┌─ MATERIALS PROVIDED

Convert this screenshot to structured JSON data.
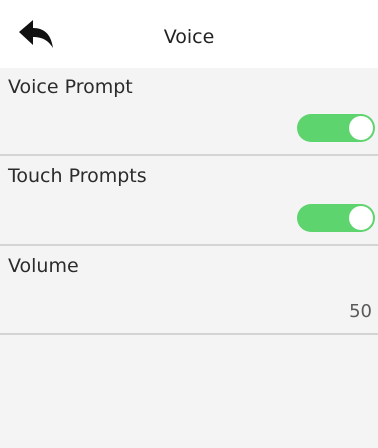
{
  "header": {
    "title": "Voice",
    "back_icon": "back-arrow-icon"
  },
  "settings": [
    {
      "label": "Voice Prompt",
      "type": "toggle",
      "enabled": true
    },
    {
      "label": "Touch Prompts",
      "type": "toggle",
      "enabled": true
    },
    {
      "label": "Volume",
      "type": "value",
      "value": "50"
    }
  ],
  "colors": {
    "toggle_on": "#5dd46d",
    "header_bg": "#ffffff",
    "page_bg": "#f4f4f4",
    "divider": "#d4d4d4"
  }
}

└─

TASK GOAL: Can you repeat every record above exactly, apart from the pictures?

RESULT OF THE EXERCISE:
Convert this screenshot to structured JSON data.
{
  "header": {
    "title": "Voice",
    "back_icon": "back-arrow-icon"
  },
  "settings": [
    {
      "label": "Voice Prompt",
      "type": "toggle",
      "enabled": true
    },
    {
      "label": "Touch Prompts",
      "type": "toggle",
      "enabled": true
    },
    {
      "label": "Volume",
      "type": "value",
      "value": "50"
    }
  ],
  "colors": {
    "toggle_on": "#5dd46d",
    "header_bg": "#ffffff",
    "page_bg": "#f4f4f4",
    "divider": "#d4d4d4"
  }
}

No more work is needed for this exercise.